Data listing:
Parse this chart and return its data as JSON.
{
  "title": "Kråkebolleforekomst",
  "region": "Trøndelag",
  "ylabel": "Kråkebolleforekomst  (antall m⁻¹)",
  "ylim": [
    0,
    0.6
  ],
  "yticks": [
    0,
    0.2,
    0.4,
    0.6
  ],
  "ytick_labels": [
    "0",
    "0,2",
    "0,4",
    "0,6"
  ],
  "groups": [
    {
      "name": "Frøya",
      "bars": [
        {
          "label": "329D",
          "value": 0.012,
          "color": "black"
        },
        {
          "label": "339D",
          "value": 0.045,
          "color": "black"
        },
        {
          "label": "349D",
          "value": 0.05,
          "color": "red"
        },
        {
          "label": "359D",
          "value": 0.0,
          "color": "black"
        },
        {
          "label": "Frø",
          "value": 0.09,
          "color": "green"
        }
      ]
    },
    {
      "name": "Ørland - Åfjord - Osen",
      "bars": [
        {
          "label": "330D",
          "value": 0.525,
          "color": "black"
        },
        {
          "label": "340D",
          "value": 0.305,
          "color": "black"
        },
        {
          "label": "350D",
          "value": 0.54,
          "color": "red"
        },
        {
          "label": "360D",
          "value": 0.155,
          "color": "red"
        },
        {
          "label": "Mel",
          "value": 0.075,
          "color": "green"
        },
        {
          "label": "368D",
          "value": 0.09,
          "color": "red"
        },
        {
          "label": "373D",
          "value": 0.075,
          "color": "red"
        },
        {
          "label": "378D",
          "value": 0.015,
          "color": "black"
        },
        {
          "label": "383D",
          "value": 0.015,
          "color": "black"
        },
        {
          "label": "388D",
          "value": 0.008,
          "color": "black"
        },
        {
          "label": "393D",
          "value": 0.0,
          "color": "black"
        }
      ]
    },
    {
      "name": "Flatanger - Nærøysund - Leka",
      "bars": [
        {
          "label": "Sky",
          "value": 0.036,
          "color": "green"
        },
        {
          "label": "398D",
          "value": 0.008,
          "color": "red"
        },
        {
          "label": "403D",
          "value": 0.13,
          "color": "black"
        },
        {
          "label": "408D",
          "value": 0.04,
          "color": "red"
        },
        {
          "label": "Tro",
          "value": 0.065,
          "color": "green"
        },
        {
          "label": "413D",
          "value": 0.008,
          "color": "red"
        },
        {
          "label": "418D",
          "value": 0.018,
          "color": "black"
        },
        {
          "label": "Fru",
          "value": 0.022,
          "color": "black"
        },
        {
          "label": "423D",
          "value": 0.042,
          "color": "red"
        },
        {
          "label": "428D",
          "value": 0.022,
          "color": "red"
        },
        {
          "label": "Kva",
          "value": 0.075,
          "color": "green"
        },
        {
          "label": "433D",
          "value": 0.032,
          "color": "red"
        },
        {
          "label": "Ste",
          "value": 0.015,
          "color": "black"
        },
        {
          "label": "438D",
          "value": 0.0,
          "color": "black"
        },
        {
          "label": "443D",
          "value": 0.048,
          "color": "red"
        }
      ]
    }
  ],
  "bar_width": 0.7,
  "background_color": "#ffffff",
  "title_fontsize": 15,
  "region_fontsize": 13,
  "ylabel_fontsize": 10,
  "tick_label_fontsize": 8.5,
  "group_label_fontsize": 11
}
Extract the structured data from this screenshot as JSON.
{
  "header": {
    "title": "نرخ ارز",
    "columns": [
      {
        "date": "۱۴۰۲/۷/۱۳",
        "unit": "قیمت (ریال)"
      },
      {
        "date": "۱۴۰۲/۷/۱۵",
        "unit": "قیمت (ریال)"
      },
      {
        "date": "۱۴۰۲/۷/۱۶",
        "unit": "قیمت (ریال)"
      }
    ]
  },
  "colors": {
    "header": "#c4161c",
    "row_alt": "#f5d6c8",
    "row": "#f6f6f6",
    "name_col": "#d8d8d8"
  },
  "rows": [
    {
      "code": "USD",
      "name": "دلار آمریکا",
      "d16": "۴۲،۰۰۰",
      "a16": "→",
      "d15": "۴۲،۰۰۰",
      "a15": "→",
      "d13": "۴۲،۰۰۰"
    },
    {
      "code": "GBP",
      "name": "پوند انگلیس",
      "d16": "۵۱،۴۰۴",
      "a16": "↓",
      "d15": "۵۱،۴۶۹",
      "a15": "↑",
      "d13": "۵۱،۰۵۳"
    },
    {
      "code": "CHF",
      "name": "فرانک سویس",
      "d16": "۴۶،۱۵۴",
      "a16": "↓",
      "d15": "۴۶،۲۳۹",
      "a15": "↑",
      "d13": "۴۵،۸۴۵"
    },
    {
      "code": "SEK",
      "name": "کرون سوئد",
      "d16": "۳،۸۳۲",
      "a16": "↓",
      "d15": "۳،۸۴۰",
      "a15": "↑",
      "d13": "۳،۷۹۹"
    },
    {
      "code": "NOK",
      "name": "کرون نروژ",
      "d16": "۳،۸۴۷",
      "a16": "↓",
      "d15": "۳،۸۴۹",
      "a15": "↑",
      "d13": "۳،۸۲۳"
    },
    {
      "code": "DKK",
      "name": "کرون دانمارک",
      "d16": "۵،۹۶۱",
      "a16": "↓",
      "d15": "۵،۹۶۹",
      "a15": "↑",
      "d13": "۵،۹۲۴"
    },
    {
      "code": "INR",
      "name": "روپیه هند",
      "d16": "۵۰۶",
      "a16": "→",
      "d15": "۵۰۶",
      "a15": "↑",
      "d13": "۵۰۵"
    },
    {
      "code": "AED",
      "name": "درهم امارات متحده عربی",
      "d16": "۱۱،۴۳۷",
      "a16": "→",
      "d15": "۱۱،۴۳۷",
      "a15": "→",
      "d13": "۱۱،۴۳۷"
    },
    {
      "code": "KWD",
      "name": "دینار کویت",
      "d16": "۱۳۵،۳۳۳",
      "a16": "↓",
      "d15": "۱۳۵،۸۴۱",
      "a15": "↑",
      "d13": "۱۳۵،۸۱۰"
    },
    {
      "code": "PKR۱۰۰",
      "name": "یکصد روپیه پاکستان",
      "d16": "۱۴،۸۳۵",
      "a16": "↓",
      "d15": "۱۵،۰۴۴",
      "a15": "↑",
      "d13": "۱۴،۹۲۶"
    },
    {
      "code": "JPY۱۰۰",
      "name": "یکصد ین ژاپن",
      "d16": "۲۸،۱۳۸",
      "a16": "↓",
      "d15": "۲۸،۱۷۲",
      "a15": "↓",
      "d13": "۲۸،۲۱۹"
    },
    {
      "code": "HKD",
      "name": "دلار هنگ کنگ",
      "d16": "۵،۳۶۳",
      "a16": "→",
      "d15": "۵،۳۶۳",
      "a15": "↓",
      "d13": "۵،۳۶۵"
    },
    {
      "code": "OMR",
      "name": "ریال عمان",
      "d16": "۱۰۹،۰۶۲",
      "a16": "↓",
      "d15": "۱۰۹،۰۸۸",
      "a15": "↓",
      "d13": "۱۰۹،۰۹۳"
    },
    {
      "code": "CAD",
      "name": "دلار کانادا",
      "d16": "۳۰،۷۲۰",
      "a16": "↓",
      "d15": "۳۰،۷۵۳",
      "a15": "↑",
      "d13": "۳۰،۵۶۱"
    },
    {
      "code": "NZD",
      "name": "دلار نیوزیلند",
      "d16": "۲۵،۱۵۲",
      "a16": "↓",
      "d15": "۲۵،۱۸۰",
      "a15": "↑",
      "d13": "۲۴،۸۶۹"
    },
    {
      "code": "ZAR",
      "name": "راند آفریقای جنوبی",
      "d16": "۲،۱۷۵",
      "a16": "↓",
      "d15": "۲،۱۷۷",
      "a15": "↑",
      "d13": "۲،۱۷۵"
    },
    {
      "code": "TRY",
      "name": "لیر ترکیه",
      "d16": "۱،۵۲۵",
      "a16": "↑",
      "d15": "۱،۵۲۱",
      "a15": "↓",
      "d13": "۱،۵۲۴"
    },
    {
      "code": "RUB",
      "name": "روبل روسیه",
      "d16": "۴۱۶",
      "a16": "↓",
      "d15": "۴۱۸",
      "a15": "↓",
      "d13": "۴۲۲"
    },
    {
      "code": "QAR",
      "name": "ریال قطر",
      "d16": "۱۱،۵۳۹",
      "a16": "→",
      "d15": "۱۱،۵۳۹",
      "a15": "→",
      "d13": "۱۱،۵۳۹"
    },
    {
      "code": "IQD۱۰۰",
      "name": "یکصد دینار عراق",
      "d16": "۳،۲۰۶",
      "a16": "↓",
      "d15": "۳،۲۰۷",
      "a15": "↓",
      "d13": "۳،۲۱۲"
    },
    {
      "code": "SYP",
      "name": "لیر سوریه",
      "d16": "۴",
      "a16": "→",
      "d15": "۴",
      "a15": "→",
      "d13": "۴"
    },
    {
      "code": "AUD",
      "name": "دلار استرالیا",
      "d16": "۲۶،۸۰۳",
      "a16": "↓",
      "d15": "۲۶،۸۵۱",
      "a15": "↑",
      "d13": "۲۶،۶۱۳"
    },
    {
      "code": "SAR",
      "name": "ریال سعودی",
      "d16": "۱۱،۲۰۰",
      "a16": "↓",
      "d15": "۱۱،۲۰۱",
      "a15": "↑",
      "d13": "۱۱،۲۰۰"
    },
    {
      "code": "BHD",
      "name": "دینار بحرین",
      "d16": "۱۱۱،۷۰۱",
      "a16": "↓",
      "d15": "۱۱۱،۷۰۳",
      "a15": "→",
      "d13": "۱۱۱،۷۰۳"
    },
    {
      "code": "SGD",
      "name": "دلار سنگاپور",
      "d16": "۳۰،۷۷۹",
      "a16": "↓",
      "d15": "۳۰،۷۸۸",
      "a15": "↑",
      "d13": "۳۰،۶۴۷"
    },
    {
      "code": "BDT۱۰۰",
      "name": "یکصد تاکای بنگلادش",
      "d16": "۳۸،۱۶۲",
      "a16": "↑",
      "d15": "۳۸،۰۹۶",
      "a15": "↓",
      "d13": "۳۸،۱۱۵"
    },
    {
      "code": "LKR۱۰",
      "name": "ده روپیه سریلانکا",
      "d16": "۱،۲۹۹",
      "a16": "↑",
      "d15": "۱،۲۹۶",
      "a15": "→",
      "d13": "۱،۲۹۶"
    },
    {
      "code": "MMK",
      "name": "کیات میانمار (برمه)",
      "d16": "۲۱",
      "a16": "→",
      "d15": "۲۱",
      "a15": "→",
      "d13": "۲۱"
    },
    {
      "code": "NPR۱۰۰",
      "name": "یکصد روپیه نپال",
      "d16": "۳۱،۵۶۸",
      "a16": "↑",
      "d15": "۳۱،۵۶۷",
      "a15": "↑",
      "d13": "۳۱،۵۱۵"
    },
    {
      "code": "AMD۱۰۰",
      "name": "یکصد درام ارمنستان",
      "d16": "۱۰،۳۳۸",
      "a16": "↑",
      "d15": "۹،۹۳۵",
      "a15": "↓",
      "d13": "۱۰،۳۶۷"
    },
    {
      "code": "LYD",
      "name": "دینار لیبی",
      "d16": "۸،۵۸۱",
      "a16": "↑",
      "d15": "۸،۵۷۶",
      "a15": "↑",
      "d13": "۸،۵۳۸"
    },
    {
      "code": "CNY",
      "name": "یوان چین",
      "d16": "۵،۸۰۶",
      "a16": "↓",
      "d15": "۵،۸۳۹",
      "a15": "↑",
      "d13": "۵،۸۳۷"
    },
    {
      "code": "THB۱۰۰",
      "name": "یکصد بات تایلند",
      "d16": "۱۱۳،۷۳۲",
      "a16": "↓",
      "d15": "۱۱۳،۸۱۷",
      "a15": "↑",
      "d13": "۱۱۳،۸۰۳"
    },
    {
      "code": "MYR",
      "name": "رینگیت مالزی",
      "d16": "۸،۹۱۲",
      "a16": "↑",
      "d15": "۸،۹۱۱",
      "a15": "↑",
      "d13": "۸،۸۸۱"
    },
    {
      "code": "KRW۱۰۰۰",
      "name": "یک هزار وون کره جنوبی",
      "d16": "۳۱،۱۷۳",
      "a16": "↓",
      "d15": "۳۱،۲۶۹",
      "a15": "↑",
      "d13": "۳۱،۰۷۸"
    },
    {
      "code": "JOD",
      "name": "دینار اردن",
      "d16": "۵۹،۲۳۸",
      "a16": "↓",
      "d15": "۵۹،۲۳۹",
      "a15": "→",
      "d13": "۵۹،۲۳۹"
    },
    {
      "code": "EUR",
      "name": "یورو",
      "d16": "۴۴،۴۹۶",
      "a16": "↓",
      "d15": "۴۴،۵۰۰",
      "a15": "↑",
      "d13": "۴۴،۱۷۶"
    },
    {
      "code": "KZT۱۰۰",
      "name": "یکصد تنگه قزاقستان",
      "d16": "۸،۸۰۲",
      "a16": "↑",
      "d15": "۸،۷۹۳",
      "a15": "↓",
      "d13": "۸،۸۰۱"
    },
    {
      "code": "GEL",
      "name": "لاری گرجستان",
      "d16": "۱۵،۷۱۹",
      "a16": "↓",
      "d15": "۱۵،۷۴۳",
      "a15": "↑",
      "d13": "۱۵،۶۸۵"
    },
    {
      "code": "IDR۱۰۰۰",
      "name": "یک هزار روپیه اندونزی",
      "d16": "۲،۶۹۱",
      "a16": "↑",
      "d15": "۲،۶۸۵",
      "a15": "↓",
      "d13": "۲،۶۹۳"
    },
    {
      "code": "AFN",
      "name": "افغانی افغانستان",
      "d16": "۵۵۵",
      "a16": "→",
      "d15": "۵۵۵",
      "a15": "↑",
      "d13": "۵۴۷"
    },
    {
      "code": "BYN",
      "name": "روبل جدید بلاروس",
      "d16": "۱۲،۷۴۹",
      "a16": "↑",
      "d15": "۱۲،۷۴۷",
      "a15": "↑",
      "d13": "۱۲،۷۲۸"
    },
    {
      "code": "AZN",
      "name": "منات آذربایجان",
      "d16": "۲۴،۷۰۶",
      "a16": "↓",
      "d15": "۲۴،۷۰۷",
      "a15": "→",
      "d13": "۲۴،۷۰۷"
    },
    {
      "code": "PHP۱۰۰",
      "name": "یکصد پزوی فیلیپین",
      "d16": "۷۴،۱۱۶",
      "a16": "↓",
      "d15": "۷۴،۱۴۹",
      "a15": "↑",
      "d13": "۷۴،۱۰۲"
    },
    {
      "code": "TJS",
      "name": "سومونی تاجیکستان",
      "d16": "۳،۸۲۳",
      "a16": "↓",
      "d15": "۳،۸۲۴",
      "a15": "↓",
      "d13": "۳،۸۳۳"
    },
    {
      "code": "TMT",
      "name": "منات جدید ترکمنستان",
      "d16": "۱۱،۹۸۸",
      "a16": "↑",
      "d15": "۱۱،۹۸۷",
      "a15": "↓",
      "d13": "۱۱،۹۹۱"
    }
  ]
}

WHAT NEEDS TO BE DONE:
Give only the number of lines in the material above that hold the word "روپیه".

OUTPUT:
5